Instructions to follow – In the records below, find each line with the word "العمل" and copy it.

(Stored data)
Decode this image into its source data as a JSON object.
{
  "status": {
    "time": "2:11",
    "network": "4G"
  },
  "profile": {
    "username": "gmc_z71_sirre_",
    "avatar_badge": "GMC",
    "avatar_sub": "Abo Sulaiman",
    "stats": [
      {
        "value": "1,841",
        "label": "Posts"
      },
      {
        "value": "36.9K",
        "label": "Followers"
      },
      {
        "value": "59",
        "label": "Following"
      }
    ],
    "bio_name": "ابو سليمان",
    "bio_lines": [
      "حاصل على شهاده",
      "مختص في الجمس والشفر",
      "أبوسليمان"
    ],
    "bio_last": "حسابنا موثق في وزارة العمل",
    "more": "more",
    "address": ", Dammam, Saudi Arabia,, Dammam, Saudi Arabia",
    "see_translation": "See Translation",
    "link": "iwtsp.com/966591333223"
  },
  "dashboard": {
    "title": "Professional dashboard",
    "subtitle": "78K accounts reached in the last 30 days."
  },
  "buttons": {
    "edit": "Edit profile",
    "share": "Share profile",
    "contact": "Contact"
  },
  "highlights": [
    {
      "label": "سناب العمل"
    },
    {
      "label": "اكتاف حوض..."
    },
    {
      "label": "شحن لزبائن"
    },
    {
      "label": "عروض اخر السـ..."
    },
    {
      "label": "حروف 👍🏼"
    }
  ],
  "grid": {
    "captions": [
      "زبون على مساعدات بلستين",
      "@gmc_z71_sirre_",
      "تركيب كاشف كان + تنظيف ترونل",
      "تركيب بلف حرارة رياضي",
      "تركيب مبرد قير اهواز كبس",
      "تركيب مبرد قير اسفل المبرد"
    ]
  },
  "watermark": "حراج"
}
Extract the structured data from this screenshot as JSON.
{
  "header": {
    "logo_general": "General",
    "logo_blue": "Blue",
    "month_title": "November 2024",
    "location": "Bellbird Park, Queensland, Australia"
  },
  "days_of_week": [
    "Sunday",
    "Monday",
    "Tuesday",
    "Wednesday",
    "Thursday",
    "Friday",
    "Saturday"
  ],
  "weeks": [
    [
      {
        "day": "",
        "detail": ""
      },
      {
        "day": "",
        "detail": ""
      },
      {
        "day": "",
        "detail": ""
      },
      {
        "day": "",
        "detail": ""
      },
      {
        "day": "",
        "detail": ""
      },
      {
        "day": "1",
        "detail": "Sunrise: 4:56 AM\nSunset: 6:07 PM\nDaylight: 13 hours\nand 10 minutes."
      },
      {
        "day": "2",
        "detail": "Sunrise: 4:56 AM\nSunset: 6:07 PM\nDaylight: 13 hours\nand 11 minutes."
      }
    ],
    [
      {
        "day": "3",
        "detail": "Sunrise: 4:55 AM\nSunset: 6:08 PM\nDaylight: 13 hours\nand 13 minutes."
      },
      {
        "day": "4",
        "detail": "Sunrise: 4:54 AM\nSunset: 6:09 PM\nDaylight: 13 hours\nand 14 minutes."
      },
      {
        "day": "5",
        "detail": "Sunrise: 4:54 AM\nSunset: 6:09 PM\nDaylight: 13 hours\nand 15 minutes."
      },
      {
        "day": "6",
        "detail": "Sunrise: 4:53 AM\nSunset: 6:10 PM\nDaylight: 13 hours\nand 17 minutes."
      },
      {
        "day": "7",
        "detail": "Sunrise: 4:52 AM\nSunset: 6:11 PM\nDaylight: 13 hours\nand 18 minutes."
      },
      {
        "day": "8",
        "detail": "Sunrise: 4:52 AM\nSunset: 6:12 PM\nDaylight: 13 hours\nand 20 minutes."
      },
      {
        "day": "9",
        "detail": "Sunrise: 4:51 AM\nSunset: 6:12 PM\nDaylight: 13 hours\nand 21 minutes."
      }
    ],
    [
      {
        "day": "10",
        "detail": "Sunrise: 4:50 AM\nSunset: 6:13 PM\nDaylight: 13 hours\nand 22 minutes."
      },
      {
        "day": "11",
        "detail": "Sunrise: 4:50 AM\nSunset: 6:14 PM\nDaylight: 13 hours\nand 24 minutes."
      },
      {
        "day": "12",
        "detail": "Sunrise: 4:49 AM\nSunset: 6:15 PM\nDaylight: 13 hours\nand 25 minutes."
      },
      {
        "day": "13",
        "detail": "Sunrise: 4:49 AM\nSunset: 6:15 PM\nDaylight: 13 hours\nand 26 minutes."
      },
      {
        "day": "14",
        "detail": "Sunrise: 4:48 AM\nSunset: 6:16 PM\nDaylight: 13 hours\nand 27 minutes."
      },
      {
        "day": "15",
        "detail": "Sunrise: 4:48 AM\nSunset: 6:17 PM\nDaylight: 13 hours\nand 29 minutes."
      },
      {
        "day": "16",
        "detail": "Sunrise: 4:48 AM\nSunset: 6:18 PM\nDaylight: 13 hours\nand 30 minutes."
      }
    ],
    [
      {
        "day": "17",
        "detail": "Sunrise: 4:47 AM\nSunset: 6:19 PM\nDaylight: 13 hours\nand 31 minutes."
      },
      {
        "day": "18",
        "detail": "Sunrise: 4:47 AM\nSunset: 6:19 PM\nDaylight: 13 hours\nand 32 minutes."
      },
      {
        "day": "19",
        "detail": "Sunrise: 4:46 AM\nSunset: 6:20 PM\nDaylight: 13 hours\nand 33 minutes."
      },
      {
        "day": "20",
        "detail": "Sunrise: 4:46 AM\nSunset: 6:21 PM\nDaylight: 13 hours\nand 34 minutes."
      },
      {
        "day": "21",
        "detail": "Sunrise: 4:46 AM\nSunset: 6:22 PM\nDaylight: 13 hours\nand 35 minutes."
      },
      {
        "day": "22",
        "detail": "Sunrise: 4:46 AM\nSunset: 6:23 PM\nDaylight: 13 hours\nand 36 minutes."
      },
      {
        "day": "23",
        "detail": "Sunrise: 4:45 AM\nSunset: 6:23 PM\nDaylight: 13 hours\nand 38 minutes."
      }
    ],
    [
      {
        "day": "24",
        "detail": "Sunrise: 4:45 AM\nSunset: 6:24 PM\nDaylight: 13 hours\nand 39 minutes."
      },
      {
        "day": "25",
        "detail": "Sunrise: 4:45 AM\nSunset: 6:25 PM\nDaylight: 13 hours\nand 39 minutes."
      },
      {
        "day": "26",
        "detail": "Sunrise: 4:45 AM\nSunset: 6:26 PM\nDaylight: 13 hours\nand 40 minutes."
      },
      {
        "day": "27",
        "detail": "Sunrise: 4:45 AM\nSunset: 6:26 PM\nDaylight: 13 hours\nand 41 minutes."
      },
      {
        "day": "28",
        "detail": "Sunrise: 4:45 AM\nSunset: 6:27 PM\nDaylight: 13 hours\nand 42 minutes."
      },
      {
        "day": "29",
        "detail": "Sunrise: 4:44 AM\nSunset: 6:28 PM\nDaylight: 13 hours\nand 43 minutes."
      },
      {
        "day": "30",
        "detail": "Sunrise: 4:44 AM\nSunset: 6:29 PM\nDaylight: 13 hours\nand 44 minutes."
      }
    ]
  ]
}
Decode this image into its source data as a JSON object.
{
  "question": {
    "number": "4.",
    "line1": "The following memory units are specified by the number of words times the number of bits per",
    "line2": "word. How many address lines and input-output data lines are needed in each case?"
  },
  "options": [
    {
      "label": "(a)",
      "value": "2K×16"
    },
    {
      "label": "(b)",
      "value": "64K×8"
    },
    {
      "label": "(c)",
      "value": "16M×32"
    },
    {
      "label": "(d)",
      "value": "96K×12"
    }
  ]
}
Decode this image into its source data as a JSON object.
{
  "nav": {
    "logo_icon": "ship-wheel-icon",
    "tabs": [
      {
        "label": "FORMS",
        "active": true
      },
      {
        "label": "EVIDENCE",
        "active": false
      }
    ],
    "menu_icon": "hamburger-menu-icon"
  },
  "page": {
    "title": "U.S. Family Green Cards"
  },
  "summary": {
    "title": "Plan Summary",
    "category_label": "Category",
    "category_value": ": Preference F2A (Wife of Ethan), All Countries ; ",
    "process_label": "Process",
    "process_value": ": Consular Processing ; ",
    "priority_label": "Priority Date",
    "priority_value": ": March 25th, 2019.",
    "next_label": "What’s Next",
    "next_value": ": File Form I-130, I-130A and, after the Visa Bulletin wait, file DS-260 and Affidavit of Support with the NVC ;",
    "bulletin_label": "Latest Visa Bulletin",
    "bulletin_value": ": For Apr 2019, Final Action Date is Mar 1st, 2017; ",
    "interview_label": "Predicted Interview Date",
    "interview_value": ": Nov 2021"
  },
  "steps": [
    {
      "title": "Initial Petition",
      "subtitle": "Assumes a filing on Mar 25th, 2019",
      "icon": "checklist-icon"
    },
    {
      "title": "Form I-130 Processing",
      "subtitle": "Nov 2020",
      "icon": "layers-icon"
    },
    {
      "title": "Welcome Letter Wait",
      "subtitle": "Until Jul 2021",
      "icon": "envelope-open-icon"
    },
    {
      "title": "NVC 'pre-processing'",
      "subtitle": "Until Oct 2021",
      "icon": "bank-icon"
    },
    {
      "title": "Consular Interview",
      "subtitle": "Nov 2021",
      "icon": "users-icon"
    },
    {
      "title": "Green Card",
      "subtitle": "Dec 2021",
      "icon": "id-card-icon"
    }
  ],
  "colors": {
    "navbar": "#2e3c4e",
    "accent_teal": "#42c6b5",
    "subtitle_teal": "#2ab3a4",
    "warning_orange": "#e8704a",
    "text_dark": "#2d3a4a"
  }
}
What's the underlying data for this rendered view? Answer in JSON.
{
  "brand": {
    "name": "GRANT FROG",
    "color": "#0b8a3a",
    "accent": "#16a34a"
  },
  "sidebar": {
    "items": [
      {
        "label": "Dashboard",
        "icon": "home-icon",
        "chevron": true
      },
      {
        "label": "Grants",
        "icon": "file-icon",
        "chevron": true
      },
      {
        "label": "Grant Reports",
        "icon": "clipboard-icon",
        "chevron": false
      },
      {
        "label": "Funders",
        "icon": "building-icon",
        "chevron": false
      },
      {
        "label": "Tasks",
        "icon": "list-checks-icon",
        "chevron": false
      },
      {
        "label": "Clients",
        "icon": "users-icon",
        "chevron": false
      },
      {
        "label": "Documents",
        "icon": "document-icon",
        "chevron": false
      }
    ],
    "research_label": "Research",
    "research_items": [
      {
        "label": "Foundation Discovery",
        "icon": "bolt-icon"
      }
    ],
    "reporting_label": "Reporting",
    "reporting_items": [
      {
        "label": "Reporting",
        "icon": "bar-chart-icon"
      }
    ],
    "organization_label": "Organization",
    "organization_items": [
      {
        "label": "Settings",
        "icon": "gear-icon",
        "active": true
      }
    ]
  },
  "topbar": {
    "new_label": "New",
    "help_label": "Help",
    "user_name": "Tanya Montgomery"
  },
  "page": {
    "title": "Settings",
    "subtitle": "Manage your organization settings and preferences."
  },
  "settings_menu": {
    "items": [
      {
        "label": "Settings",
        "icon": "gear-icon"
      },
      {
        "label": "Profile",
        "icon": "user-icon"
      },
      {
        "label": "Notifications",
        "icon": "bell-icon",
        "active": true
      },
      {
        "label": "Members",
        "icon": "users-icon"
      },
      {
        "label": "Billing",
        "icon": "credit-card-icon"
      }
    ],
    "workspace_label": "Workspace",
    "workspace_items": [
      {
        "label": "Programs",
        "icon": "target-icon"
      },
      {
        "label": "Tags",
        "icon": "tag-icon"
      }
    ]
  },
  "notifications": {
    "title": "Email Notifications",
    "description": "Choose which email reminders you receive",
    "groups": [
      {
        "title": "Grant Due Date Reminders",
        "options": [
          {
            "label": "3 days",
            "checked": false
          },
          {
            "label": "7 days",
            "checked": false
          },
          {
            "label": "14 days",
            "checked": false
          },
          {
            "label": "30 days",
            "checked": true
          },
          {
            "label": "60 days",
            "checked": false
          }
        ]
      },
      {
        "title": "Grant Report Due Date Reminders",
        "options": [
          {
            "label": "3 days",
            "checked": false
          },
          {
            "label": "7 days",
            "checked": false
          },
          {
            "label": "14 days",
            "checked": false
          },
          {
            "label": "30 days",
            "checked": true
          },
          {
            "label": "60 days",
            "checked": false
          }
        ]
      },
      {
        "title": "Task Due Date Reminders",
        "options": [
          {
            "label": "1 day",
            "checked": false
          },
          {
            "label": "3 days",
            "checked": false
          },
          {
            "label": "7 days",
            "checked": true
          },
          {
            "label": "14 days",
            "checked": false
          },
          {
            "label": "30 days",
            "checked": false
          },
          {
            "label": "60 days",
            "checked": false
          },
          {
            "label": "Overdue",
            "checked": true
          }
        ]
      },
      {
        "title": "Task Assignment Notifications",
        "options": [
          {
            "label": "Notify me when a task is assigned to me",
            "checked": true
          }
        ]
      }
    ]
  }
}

Result –
    "bio_last": "حسابنا موثق في وزارة العمل",
      "label": "سناب العمل"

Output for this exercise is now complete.